* **O que fazer**:
Copie fielmente, linha por linha, todos os registros a seguir, sem alterar nenhum caractere.

═════ Registros

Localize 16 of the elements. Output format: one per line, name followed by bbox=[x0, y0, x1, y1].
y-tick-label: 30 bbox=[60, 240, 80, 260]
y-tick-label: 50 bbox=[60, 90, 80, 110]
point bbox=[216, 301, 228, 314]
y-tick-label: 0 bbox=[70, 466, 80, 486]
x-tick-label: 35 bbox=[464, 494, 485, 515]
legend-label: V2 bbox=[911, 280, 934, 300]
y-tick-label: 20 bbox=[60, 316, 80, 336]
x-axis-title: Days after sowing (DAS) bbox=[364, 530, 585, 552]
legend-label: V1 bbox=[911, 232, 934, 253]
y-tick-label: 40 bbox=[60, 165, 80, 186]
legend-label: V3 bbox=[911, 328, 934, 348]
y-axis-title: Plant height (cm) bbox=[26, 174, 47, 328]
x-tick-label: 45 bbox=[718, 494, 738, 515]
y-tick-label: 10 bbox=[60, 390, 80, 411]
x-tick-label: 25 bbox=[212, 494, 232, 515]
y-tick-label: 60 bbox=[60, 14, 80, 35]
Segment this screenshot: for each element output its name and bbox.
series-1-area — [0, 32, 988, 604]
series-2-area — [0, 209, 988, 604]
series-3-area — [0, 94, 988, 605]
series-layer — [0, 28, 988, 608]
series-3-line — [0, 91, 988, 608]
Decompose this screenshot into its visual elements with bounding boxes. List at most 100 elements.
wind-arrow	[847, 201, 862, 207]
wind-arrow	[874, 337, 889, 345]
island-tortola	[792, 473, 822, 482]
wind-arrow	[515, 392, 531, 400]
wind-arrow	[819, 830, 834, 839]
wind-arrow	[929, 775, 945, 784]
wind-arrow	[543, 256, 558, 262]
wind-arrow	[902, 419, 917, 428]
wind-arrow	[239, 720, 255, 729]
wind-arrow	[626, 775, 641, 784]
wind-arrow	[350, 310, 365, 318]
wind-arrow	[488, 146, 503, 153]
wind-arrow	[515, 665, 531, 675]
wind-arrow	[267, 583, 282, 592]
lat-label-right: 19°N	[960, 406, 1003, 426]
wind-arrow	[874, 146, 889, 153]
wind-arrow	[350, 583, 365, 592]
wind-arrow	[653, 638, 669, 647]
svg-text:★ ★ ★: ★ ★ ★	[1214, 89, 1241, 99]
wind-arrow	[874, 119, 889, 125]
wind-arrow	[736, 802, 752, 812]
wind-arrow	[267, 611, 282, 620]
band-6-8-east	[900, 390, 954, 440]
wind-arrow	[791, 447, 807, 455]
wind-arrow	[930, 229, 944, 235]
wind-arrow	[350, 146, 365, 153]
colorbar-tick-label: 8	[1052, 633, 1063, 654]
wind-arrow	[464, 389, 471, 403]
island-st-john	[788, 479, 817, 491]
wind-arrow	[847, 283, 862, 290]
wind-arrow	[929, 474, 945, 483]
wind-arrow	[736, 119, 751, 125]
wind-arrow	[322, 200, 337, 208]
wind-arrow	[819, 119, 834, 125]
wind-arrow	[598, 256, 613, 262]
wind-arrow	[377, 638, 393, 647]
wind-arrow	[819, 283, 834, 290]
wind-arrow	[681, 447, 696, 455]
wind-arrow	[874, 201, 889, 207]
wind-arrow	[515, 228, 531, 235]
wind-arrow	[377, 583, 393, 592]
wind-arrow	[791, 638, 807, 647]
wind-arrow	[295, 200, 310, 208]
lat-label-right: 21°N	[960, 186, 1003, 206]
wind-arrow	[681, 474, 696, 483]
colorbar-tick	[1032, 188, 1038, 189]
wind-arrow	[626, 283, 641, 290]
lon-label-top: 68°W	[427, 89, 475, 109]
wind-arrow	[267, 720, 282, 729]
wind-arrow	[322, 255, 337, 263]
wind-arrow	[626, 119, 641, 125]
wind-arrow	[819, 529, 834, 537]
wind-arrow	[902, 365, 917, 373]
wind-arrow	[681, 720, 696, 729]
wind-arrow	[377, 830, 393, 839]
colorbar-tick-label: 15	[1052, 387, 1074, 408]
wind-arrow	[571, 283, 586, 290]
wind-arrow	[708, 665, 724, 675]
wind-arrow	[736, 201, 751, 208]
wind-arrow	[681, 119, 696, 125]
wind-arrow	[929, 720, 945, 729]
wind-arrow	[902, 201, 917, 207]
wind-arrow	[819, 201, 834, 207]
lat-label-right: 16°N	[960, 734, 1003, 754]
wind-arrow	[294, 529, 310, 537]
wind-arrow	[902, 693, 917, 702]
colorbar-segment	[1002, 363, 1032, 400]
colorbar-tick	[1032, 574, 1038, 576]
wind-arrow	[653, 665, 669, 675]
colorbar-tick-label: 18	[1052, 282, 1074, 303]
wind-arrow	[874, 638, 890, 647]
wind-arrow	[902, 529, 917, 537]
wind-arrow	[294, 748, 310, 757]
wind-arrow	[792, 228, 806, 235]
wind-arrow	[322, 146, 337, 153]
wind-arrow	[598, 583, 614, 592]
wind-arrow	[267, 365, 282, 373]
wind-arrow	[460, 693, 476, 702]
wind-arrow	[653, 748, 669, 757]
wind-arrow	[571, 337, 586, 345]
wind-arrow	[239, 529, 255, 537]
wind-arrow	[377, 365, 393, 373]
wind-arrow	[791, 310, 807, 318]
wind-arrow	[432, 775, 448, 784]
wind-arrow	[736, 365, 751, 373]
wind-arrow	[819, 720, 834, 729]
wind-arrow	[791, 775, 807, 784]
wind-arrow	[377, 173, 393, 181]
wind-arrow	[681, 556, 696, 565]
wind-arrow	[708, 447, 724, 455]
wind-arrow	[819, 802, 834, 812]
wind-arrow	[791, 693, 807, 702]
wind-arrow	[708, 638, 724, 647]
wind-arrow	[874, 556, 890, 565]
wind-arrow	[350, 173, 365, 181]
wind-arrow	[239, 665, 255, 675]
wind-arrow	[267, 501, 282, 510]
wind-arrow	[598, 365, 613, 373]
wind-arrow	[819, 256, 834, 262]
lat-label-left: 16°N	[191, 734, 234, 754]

══════════

* **Resultado**:
Localize 16 of the elements. Output format: one per line, name followed by bbox=[x0, y0, x1, y1].
y-tick-label: 30 bbox=[60, 240, 80, 260]
y-tick-label: 50 bbox=[60, 90, 80, 110]
point bbox=[216, 301, 228, 314]
y-tick-label: 0 bbox=[70, 466, 80, 486]
x-tick-label: 35 bbox=[464, 494, 485, 515]
legend-label: V2 bbox=[911, 280, 934, 300]
y-tick-label: 20 bbox=[60, 316, 80, 336]
x-axis-title: Days after sowing (DAS) bbox=[364, 530, 585, 552]
legend-label: V1 bbox=[911, 232, 934, 253]
y-tick-label: 40 bbox=[60, 165, 80, 186]
legend-label: V3 bbox=[911, 328, 934, 348]
y-axis-title: Plant height (cm) bbox=[26, 174, 47, 328]
x-tick-label: 45 bbox=[718, 494, 738, 515]
y-tick-label: 10 bbox=[60, 390, 80, 411]
x-tick-label: 25 bbox=[212, 494, 232, 515]
y-tick-label: 60 bbox=[60, 14, 80, 35]
Segment this screenshot: for each element output its name and bbox.
series-1-area — [0, 32, 988, 604]
series-2-area — [0, 209, 988, 604]
series-3-area — [0, 94, 988, 605]
series-layer — [0, 28, 988, 608]
series-3-line — [0, 91, 988, 608]
Decompose this screenshot into its visual elements with bounding boxes. List at most 100 elements.
wind-arrow	[847, 201, 862, 207]
wind-arrow	[874, 337, 889, 345]
island-tortola	[792, 473, 822, 482]
wind-arrow	[515, 392, 531, 400]
wind-arrow	[819, 830, 834, 839]
wind-arrow	[929, 775, 945, 784]
wind-arrow	[543, 256, 558, 262]
wind-arrow	[902, 419, 917, 428]
wind-arrow	[239, 720, 255, 729]
wind-arrow	[626, 775, 641, 784]
wind-arrow	[350, 310, 365, 318]
wind-arrow	[488, 146, 503, 153]
wind-arrow	[515, 665, 531, 675]
wind-arrow	[267, 583, 282, 592]
lat-label-right: 19°N	[960, 406, 1003, 426]
wind-arrow	[874, 146, 889, 153]
wind-arrow	[350, 583, 365, 592]
wind-arrow	[653, 638, 669, 647]
svg-text:★ ★ ★: ★ ★ ★	[1214, 89, 1241, 99]
wind-arrow	[874, 119, 889, 125]
wind-arrow	[736, 802, 752, 812]
wind-arrow	[267, 611, 282, 620]
band-6-8-east	[900, 390, 954, 440]
wind-arrow	[791, 447, 807, 455]
wind-arrow	[930, 229, 944, 235]
wind-arrow	[350, 146, 365, 153]
colorbar-tick-label: 8	[1052, 633, 1063, 654]
wind-arrow	[464, 389, 471, 403]
island-st-john	[788, 479, 817, 491]
wind-arrow	[847, 283, 862, 290]
wind-arrow	[929, 474, 945, 483]
wind-arrow	[736, 119, 751, 125]
wind-arrow	[322, 200, 337, 208]
wind-arrow	[819, 119, 834, 125]
wind-arrow	[598, 256, 613, 262]
wind-arrow	[377, 638, 393, 647]
wind-arrow	[819, 283, 834, 290]
wind-arrow	[681, 447, 696, 455]
wind-arrow	[874, 201, 889, 207]
wind-arrow	[515, 228, 531, 235]
wind-arrow	[377, 583, 393, 592]
wind-arrow	[791, 638, 807, 647]
wind-arrow	[295, 200, 310, 208]
lat-label-right: 21°N	[960, 186, 1003, 206]
wind-arrow	[681, 474, 696, 483]
colorbar-tick	[1032, 188, 1038, 189]
wind-arrow	[626, 283, 641, 290]
lon-label-top: 68°W	[427, 89, 475, 109]
wind-arrow	[267, 720, 282, 729]
wind-arrow	[322, 255, 337, 263]
wind-arrow	[626, 119, 641, 125]
wind-arrow	[819, 529, 834, 537]
wind-arrow	[902, 365, 917, 373]
wind-arrow	[681, 720, 696, 729]
wind-arrow	[377, 830, 393, 839]
colorbar-tick-label: 15	[1052, 387, 1074, 408]
wind-arrow	[571, 283, 586, 290]
wind-arrow	[708, 665, 724, 675]
wind-arrow	[736, 201, 751, 208]
wind-arrow	[681, 119, 696, 125]
wind-arrow	[929, 720, 945, 729]
wind-arrow	[902, 201, 917, 207]
wind-arrow	[819, 201, 834, 207]
lat-label-right: 16°N	[960, 734, 1003, 754]
wind-arrow	[294, 529, 310, 537]
wind-arrow	[902, 693, 917, 702]
colorbar-segment	[1002, 363, 1032, 400]
colorbar-tick	[1032, 574, 1038, 576]
wind-arrow	[653, 665, 669, 675]
colorbar-tick-label: 18	[1052, 282, 1074, 303]
wind-arrow	[874, 638, 890, 647]
wind-arrow	[902, 529, 917, 537]
wind-arrow	[294, 748, 310, 757]
wind-arrow	[792, 228, 806, 235]
wind-arrow	[322, 146, 337, 153]
wind-arrow	[598, 583, 614, 592]
wind-arrow	[267, 365, 282, 373]
wind-arrow	[460, 693, 476, 702]
wind-arrow	[653, 748, 669, 757]
wind-arrow	[571, 337, 586, 345]
wind-arrow	[239, 529, 255, 537]
wind-arrow	[377, 365, 393, 373]
wind-arrow	[791, 310, 807, 318]
wind-arrow	[432, 775, 448, 784]
wind-arrow	[736, 365, 751, 373]
wind-arrow	[819, 720, 834, 729]
wind-arrow	[791, 775, 807, 784]
wind-arrow	[377, 173, 393, 181]
wind-arrow	[681, 556, 696, 565]
wind-arrow	[708, 447, 724, 455]
wind-arrow	[819, 802, 834, 812]
wind-arrow	[791, 693, 807, 702]
wind-arrow	[708, 638, 724, 647]
wind-arrow	[874, 556, 890, 565]
wind-arrow	[350, 173, 365, 181]
wind-arrow	[239, 665, 255, 675]
wind-arrow	[267, 501, 282, 510]
wind-arrow	[598, 365, 613, 373]
wind-arrow	[819, 256, 834, 262]
lat-label-left: 16°N	[191, 734, 234, 754]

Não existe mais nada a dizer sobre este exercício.